# Brief
Which lines of the records contain "toward"? Collect every one of them.

# Recorded data
----------
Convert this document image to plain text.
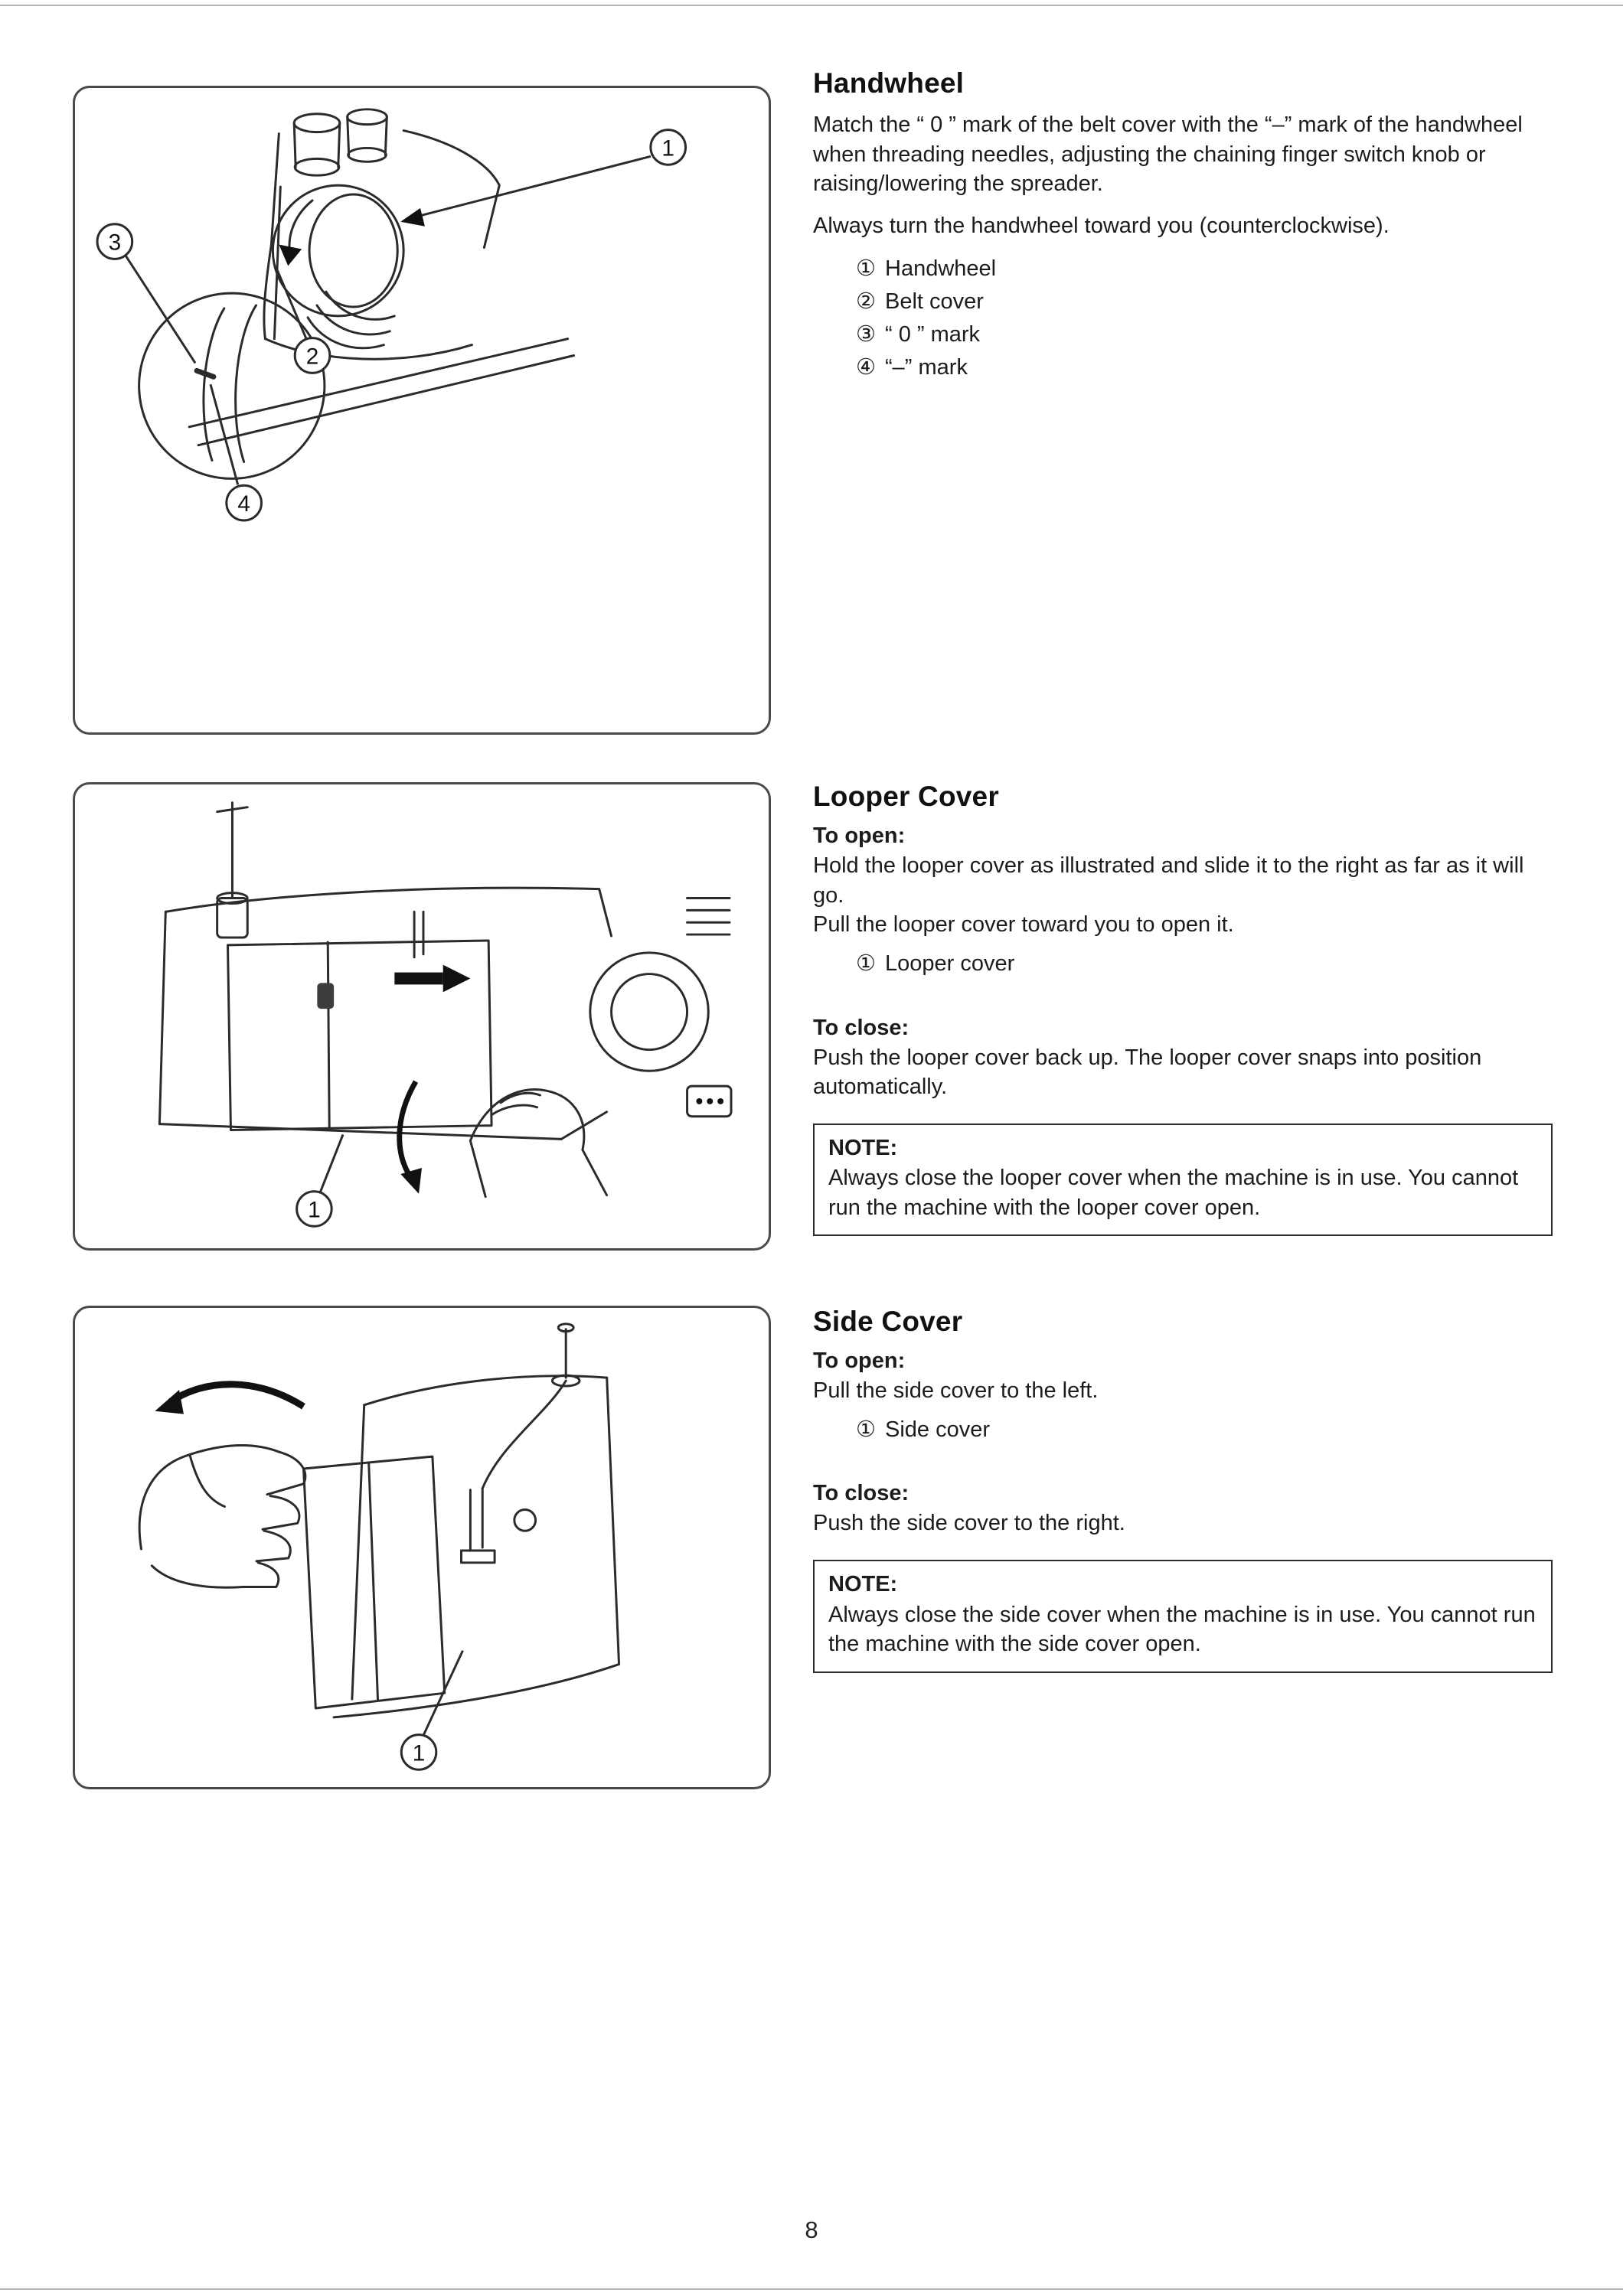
1
2
3
4
1
1
Handwheel

Match the “ 0 ” mark of the belt cover with the “–” mark of the handwheel when threading needles, adjusting the chaining finger switch knob or raising/lowering the spreader.

Always turn the handwheel toward you (counterclockwise).

① Handwheel
② Belt cover
③ “ 0 ” mark
④ “–” mark
Looper Cover
To open:

Hold the looper cover as illustrated and slide it to the right as far as it will go.

Pull the looper cover toward you to open it.

① Looper cover
To close:

Push the looper cover back up. The looper cover snaps into position automatically.

NOTE:
Always close the looper cover when the machine is in use. You cannot run the machine with the looper cover open.
Side Cover
To open:

Pull the side cover to the left.

① Side cover
To close:

Push the side cover to the right.

NOTE:
Always close the side cover when the machine is in use. You cannot run the machine with the side cover open.
8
----------
# Output
Always turn the handwheel toward you (counterclockwise).
Pull the looper cover toward you to open it.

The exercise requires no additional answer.